* BEGIN Data for this task *

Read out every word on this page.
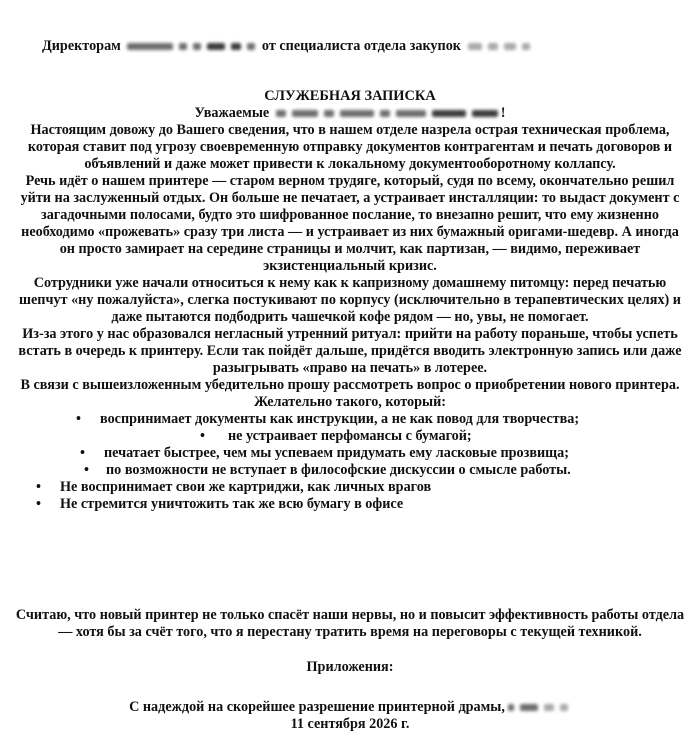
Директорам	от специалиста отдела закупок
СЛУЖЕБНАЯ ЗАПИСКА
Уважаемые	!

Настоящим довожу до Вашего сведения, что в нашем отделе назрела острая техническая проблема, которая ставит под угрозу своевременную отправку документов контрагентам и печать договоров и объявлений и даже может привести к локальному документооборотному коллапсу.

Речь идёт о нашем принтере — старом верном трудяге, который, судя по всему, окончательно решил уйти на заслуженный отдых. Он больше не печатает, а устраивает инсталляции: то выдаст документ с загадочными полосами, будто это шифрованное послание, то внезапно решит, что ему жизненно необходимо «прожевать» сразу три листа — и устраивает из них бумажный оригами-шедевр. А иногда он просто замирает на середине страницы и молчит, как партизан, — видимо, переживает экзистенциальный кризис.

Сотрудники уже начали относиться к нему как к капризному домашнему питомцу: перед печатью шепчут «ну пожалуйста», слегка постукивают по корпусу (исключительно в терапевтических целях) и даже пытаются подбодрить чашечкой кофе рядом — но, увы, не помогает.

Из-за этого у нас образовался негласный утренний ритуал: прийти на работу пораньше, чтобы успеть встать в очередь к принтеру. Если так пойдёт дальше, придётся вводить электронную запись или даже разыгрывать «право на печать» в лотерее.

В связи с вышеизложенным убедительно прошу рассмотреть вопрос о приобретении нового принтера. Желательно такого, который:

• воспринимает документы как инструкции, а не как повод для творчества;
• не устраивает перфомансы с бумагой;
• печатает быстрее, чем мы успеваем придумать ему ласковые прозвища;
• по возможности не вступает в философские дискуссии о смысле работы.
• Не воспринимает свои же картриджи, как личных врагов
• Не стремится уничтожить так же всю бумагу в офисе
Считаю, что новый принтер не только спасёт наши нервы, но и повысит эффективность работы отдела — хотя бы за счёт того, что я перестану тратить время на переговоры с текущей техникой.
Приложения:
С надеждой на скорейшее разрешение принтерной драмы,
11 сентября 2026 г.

* END Data for this task *

_What you will do_:
Of the lines in the listing, how many hold the word "нашем"? Nothing but the number is needed.

_Exercise output_:
2